READING PASSAGE:
━━━━━━━━━━━━━━━━━━━━━━━━━━━━━━

GOOD LUCK!
i hope my advice helped
listen do not put all the blame on your self.
some times I think woman use being pregnant as an excuse to be the way they are to the men in their life. I have had 4 children and never acted that way I was a happy sole. and a lot of woman in the world don’t act like that and the men think that its hormones I can’t see them acting that way. I think my self they just want attention but get the wrong attention because they raise hell to much . that’s just my thoughts on the matter. now with your med. condition, don’t let her use you saying you would never leave her. as a reason for you to stay. if she told you she did not love you any more she meant it. it was not hormones talking. you should take care of your self before you can take care of her and the baby. it sounds like she was using you for what ever reason. I would quit kissing her ass, and let her stay with her mother and father until she gets over her being nauseated if she goes to a Dr. they will give her med, to stop the nausea believe me I do know this all the med, is . is a pill you take if you are sea sick. I took it the Dr, told me to take it and it works. you don’t have to be put through hell because of her being preg.

━━━━━━━━━━━━━━━━━━━━━━━━━━━━━━

WORK ORDER 1: According to the advice post, how many children has the writer had?
WORK ORDER 2: Condense the paragraph of the advice post that begins "some times I think woman use being pregnant" into a bulleted list that keeps its main points.
The lines that come next were taken from a separate source.

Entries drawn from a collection
━━━━━━━━━━━━━━━━━━━━━━━━━━━━━━

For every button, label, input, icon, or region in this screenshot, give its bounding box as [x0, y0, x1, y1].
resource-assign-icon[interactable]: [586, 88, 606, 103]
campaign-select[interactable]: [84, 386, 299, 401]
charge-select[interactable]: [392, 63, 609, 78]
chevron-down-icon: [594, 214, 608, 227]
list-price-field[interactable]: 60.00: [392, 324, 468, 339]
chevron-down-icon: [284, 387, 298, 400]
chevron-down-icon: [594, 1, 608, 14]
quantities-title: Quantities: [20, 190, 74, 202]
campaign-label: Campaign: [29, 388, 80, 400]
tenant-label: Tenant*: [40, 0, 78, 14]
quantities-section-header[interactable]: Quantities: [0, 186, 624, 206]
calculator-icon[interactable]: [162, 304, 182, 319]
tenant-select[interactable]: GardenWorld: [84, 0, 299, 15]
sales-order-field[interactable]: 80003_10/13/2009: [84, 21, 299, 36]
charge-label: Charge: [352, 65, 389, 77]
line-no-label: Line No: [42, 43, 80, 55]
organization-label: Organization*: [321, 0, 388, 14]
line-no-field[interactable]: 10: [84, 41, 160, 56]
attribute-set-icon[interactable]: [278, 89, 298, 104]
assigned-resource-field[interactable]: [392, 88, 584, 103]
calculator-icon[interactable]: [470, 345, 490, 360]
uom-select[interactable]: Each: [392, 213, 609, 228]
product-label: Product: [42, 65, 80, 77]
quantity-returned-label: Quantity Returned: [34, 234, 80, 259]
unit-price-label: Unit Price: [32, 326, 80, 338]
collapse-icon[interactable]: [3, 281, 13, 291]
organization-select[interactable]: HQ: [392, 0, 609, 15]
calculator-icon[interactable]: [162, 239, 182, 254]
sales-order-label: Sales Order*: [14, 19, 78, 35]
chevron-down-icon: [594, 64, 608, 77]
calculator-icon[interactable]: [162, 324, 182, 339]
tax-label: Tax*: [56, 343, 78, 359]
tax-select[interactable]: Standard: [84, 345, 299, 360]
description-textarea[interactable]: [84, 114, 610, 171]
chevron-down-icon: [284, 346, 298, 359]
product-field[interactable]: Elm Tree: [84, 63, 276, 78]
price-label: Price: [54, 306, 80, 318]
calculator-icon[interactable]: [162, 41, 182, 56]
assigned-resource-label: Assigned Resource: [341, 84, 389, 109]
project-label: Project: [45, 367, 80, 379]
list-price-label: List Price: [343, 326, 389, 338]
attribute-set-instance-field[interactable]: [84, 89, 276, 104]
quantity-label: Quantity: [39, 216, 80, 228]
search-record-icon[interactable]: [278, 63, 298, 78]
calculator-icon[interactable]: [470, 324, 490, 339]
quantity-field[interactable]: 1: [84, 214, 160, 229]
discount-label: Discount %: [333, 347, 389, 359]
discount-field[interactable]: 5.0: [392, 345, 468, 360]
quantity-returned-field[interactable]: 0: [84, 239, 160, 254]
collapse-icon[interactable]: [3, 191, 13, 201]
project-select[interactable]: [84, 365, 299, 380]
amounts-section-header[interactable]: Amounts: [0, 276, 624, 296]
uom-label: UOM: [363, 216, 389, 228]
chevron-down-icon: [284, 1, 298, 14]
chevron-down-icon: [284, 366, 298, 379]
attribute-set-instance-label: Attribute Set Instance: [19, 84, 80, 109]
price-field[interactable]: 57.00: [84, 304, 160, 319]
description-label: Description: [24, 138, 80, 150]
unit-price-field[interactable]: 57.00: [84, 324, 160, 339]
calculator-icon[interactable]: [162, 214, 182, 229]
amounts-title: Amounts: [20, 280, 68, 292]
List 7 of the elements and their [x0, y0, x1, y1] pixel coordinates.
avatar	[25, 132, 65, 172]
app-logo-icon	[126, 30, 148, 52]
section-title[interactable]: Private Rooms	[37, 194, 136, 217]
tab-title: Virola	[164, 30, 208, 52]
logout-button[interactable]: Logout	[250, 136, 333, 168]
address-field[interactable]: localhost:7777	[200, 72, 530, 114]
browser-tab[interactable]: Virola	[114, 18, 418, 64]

━━━━━━━━━━━━━━━━━━━━━━━━━━━━━━

RESPONSE 1: Four.

RESPONSE 2:
- The writer thinks some women use pregnancy as an excuse for how they treat the men in their lives. The writer had four children and never acted that way, and many women don't either.
- In the writer's view, such behavior is a bid for attention, not hormones.
- Given the reader's medical condition, the reader should not let her use a claim that the reader would never leave her as a reason to stay.
- If she said she no longer loved the reader, she meant it. It was not hormones talking.
- The reader should look after themselves before caring for her and the baby, since she seems to be using the reader.
- The reader should stop catering to her and let her stay with her parents until her nausea passes.
- A doctor can give her medication for the nausea, a seasickness pill that the writer took and found effective.
- The reader does not have to go through hell because of her pregnancy.